• TASK DETAILS
Extend the passage on meat eating and chronic disease in American dietary history, continuing on from its final sentence.

• EXTRACTED TEXT
The stories of the Tokelau, Inuit, Zulus, West Africans of Gabon, the Native Americans of the Great Plain, among others, stand as an example. The pattern of disease was caused by the increased sugar and flour in their diets. The pattern in the United States seems different but it’s really not.
Many of our “experts” such as Ancel Keys believed in a very flawed notion of the “changing American diet” which envisioned an idyllic era free of chronic disease until Americans were sickened by the spread of fat and meat into their diet. This has been repeated so often it has taken on the appearance of truth; however this conclusion is based on remarkably insubstantial and contradictory evidence.
Historians of American dietary habits observed that Americans, just like the British, were traditionally a nation of meat-eaters, suspicious of vegetables and expecting meat three to four times a day. Historian Harvey Levenstein estimated in 1793 that American ate eight times as much meat as bread. The USDA provided an estimate that the typical American was eating 178 pounds of meat annually in the 1830s, forty to sixty pounds more than was reportedly being eaten a century later. Fanny Trollope (mother of novelist Anthony Trollope) documented this fact in her book, Domestic Manners of the Americans. She wrote of her impoverished neighbor who had “plenty of beefsteaks and onions for breakfast, dinner and supper, with very few other comforts.”
The population underwent a doubling between 1880 and 1910 and the livestock production could not keep pace according to the Federal Trade Commission report of 1919. “This lower rate of increase among meat animals caused the amount of meat consumed per capita in the United States to decline.” There was another decrease between 1915 and 1924 likely due to war rationing.

• DATA LISTING
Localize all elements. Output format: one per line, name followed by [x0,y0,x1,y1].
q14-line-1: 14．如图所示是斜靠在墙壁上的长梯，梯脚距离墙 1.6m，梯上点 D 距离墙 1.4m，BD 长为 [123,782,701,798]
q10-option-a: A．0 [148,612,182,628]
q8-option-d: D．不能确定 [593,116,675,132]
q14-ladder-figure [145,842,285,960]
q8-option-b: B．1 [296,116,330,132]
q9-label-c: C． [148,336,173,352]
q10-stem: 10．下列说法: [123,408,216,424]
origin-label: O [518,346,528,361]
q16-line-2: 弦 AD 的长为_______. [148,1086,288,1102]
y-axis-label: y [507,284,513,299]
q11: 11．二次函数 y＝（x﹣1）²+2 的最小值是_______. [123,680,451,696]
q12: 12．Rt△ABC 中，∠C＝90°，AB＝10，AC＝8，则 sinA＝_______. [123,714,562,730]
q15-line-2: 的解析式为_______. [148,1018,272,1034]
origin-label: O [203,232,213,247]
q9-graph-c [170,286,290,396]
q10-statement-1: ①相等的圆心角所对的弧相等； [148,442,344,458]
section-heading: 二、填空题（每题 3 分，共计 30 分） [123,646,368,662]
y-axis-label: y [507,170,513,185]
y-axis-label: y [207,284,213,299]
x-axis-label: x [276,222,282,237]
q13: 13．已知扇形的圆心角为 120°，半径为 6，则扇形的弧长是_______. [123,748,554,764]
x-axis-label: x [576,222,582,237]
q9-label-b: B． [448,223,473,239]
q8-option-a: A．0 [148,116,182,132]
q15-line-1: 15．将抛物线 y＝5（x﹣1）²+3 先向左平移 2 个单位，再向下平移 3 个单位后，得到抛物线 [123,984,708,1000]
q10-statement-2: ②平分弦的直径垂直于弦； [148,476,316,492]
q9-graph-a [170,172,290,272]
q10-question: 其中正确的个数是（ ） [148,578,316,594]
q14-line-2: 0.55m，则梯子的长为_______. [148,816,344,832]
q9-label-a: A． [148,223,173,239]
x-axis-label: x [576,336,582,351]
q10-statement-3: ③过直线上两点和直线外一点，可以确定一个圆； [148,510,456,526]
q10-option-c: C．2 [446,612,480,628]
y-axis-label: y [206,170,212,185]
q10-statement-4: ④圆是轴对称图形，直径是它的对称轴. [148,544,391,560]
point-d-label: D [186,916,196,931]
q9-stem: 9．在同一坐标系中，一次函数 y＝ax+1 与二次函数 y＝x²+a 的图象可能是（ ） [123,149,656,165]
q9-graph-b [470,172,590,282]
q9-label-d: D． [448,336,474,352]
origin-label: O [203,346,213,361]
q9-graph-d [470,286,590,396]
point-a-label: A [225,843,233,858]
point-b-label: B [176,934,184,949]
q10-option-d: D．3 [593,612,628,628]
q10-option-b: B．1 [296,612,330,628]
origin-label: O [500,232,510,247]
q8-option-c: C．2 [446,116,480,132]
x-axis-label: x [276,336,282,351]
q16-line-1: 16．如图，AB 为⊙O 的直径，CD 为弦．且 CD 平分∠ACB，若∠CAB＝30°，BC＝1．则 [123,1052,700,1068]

• ANSWER BOX
This “changing American diet” argument has been used to support the proposition that Americans should eat more grain, less fat, and particularly less saturated from red meat and dairy products. The same food-disappearance reports used to bolster the low-fat high-carbohydrate diet also provided trends for vegetables, fruits, dairy products, and the various fats themselves. These numbers tell a different story and might have suggested a different definition entirely of a healthy diet if they were taken into account. During the decades of the so-called heart disease “epidemic”, vegetable consumption increased dramatically, as consumption of flour and grain products decreased. American nearly doubled their consumption of leafy green and yellow vegetables, tomatoes, and citrus fruit.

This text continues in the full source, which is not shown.